> Supplied records:
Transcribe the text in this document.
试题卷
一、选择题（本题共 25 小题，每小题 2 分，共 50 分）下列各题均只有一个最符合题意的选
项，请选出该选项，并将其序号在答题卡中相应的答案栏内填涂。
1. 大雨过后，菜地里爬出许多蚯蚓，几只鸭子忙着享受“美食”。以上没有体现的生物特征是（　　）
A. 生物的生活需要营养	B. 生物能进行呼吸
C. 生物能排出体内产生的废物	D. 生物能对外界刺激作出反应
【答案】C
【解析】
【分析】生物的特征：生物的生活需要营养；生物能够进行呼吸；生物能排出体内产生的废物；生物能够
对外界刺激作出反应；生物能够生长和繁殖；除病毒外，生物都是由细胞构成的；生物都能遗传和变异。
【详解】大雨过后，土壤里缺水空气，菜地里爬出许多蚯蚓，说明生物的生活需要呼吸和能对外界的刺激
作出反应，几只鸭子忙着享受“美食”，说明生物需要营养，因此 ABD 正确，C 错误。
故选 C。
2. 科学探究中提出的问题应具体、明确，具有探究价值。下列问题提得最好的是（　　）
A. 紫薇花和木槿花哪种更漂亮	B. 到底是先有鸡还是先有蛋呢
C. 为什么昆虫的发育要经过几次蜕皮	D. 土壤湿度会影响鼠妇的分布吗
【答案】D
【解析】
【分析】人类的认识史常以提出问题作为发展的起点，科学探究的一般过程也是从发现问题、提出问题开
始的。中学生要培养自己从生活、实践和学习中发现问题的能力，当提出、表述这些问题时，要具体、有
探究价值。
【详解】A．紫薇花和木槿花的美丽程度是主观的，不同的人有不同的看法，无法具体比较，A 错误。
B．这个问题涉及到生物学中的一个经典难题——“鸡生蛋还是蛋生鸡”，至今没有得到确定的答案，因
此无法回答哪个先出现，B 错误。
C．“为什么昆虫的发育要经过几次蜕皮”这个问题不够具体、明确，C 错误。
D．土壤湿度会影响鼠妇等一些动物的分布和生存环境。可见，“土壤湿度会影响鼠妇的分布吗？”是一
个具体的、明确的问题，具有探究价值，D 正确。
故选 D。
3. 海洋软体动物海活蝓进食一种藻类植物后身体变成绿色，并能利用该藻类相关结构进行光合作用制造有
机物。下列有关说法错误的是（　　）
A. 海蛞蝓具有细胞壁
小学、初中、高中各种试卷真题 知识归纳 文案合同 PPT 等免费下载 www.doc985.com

> Exercise description:
Go through the listing above and return every line where the word "土壤湿度会影响鼠妇的分布吗" occurs.

> Output of the task:
C. 为什么昆虫的发育要经过几次蜕皮	D. 土壤湿度会影响鼠妇的分布吗
D．土壤湿度会影响鼠妇等一些动物的分布和生存环境。可见，“土壤湿度会影响鼠妇的分布吗？”是一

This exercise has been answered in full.